• Work required:
Without altering anything, repeat each of the records.

---------- Task material ----------

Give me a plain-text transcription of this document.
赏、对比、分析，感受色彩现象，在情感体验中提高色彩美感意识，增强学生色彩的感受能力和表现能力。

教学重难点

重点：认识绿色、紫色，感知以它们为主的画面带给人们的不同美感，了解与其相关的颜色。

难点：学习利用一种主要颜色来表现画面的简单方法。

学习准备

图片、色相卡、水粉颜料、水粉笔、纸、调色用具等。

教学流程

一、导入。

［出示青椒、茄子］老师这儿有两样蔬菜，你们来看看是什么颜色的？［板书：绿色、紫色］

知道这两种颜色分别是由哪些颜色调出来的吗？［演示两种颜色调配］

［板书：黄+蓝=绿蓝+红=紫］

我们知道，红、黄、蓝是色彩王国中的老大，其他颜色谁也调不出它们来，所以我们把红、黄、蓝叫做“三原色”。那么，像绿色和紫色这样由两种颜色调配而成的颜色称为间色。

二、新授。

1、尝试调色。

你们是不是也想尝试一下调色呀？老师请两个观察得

----------

• Full answer:
Give me a plain-text transcription of this document.
赏、对比、分析，感受色彩现象，在情感体验中提高色彩美感意识，增强学生色彩的感受能力和表现能力。

教学重难点

重点：认识绿色、紫色，感知以它们为主的画面带给人们的不同美感，了解与其相关的颜色。

难点：学习利用一种主要颜色来表现画面的简单方法。

学习准备

图片、色相卡、水粉颜料、水粉笔、纸、调色用具等。

教学流程

一、导入。

［出示青椒、茄子］老师这儿有两样蔬菜，你们来看看是什么颜色的？［板书：绿色、紫色］

知道这两种颜色分别是由哪些颜色调出来的吗？［演示两种颜色调配］

［板书：黄+蓝=绿蓝+红=紫］

我们知道，红、黄、蓝是色彩王国中的老大，其他颜色谁也调不出它们来，所以我们把红、黄、蓝叫做“三原色”。那么，像绿色和紫色这样由两种颜色调配而成的颜色称为间色。

二、新授。

1、尝试调色。

你们是不是也想尝试一下调色呀？老师请两个观察得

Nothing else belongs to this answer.